--- Start Information given ---
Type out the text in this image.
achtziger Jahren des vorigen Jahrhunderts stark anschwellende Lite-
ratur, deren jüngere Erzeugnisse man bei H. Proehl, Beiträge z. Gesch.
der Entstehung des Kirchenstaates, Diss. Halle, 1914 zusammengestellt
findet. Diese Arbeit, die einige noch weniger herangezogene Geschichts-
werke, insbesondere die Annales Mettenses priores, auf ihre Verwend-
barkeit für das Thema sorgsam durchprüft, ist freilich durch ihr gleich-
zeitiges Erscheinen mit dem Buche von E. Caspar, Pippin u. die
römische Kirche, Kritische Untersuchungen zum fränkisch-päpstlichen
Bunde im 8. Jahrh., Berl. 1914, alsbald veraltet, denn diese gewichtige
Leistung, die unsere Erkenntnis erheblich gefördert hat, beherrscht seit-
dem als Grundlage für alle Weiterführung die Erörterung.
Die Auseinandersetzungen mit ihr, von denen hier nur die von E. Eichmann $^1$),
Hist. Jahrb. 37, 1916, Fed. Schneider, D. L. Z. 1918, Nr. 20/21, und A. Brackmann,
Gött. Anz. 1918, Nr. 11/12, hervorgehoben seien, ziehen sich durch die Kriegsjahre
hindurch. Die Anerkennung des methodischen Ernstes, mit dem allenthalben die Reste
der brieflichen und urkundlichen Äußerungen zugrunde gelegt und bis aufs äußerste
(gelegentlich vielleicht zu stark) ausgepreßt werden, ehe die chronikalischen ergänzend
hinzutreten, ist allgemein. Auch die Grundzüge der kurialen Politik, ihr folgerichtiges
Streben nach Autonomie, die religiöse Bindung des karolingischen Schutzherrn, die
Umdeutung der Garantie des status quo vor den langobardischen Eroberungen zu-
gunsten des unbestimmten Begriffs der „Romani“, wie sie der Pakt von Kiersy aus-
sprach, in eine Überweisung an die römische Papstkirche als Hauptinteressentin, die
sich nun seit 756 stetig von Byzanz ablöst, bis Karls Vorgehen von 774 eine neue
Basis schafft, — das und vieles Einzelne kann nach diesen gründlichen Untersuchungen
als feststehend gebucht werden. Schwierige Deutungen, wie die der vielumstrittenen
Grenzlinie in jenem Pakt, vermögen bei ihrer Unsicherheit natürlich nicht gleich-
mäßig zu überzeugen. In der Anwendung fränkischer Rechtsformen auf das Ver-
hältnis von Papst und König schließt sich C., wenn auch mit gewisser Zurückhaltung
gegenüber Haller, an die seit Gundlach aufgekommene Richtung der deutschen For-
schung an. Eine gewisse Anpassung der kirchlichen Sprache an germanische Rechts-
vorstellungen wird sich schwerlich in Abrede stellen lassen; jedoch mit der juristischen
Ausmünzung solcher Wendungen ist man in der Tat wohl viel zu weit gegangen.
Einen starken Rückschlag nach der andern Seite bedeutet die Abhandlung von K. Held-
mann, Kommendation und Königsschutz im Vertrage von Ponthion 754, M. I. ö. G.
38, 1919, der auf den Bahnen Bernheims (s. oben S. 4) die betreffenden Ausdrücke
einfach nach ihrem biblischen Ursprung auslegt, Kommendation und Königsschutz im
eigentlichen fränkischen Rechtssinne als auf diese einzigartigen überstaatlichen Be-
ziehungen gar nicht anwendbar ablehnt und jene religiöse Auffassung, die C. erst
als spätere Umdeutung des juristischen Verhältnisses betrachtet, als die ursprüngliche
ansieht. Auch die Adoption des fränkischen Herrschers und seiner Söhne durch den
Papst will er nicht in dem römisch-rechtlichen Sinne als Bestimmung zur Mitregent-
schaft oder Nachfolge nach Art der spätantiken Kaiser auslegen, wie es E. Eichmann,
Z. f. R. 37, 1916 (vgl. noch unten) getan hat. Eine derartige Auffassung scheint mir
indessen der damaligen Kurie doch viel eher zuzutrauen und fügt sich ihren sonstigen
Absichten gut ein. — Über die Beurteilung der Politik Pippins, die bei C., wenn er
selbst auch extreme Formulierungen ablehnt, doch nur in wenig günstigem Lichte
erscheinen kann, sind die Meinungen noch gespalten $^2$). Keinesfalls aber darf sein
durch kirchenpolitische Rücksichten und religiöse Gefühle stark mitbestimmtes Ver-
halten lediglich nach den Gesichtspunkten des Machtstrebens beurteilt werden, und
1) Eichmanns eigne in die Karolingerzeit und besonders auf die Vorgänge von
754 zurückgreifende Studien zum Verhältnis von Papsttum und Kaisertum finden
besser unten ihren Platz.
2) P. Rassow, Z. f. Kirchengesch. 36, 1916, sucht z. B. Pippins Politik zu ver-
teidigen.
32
--- End Information given ---
> Description of the task
Write every entry out again exactly.

> Finished task
Type out the text in this image.
achtziger Jahren des vorigen Jahrhunderts stark anschwellende Lite-
ratur, deren jüngere Erzeugnisse man bei H. Proehl, Beiträge z. Gesch.
der Entstehung des Kirchenstaates, Diss. Halle, 1914 zusammengestellt
findet. Diese Arbeit, die einige noch weniger herangezogene Geschichts-
werke, insbesondere die Annales Mettenses priores, auf ihre Verwend-
barkeit für das Thema sorgsam durchprüft, ist freilich durch ihr gleich-
zeitiges Erscheinen mit dem Buche von E. Caspar, Pippin u. die
römische Kirche, Kritische Untersuchungen zum fränkisch-päpstlichen
Bunde im 8. Jahrh., Berl. 1914, alsbald veraltet, denn diese gewichtige
Leistung, die unsere Erkenntnis erheblich gefördert hat, beherrscht seit-
dem als Grundlage für alle Weiterführung die Erörterung.
Die Auseinandersetzungen mit ihr, von denen hier nur die von E. Eichmann $^1$),
Hist. Jahrb. 37, 1916, Fed. Schneider, D. L. Z. 1918, Nr. 20/21, und A. Brackmann,
Gött. Anz. 1918, Nr. 11/12, hervorgehoben seien, ziehen sich durch die Kriegsjahre
hindurch. Die Anerkennung des methodischen Ernstes, mit dem allenthalben die Reste
der brieflichen und urkundlichen Äußerungen zugrunde gelegt und bis aufs äußerste
(gelegentlich vielleicht zu stark) ausgepreßt werden, ehe die chronikalischen ergänzend
hinzutreten, ist allgemein. Auch die Grundzüge der kurialen Politik, ihr folgerichtiges
Streben nach Autonomie, die religiöse Bindung des karolingischen Schutzherrn, die
Umdeutung der Garantie des status quo vor den langobardischen Eroberungen zu-
gunsten des unbestimmten Begriffs der „Romani“, wie sie der Pakt von Kiersy aus-
sprach, in eine Überweisung an die römische Papstkirche als Hauptinteressentin, die
sich nun seit 756 stetig von Byzanz ablöst, bis Karls Vorgehen von 774 eine neue
Basis schafft, — das und vieles Einzelne kann nach diesen gründlichen Untersuchungen
als feststehend gebucht werden. Schwierige Deutungen, wie die der vielumstrittenen
Grenzlinie in jenem Pakt, vermögen bei ihrer Unsicherheit natürlich nicht gleich-
mäßig zu überzeugen. In der Anwendung fränkischer Rechtsformen auf das Ver-
hältnis von Papst und König schließt sich C., wenn auch mit gewisser Zurückhaltung
gegenüber Haller, an die seit Gundlach aufgekommene Richtung der deutschen For-
schung an. Eine gewisse Anpassung der kirchlichen Sprache an germanische Rechts-
vorstellungen wird sich schwerlich in Abrede stellen lassen; jedoch mit der juristischen
Ausmünzung solcher Wendungen ist man in der Tat wohl viel zu weit gegangen.
Einen starken Rückschlag nach der andern Seite bedeutet die Abhandlung von K. Held-
mann, Kommendation und Königsschutz im Vertrage von Ponthion 754, M. I. ö. G.
38, 1919, der auf den Bahnen Bernheims (s. oben S. 4) die betreffenden Ausdrücke
einfach nach ihrem biblischen Ursprung auslegt, Kommendation und Königsschutz im
eigentlichen fränkischen Rechtssinne als auf diese einzigartigen überstaatlichen Be-
ziehungen gar nicht anwendbar ablehnt und jene religiöse Auffassung, die C. erst
als spätere Umdeutung des juristischen Verhältnisses betrachtet, als die ursprüngliche
ansieht. Auch die Adoption des fränkischen Herrschers und seiner Söhne durch den
Papst will er nicht in dem römisch-rechtlichen Sinne als Bestimmung zur Mitregent-
schaft oder Nachfolge nach Art der spätantiken Kaiser auslegen, wie es E. Eichmann,
Z. f. R. 37, 1916 (vgl. noch unten) getan hat. Eine derartige Auffassung scheint mir
indessen der damaligen Kurie doch viel eher zuzutrauen und fügt sich ihren sonstigen
Absichten gut ein. — Über die Beurteilung der Politik Pippins, die bei C., wenn er
selbst auch extreme Formulierungen ablehnt, doch nur in wenig günstigem Lichte
erscheinen kann, sind die Meinungen noch gespalten $^2$). Keinesfalls aber darf sein
durch kirchenpolitische Rücksichten und religiöse Gefühle stark mitbestimmtes Ver-
halten lediglich nach den Gesichtspunkten des Machtstrebens beurteilt werden, und
1) Eichmanns eigne in die Karolingerzeit und besonders auf die Vorgänge von
754 zurückgreifende Studien zum Verhältnis von Papsttum und Kaisertum finden
besser unten ihren Platz.
2) P. Rassow, Z. f. Kirchengesch. 36, 1916, sucht z. B. Pippins Politik zu ver-
teidigen.
32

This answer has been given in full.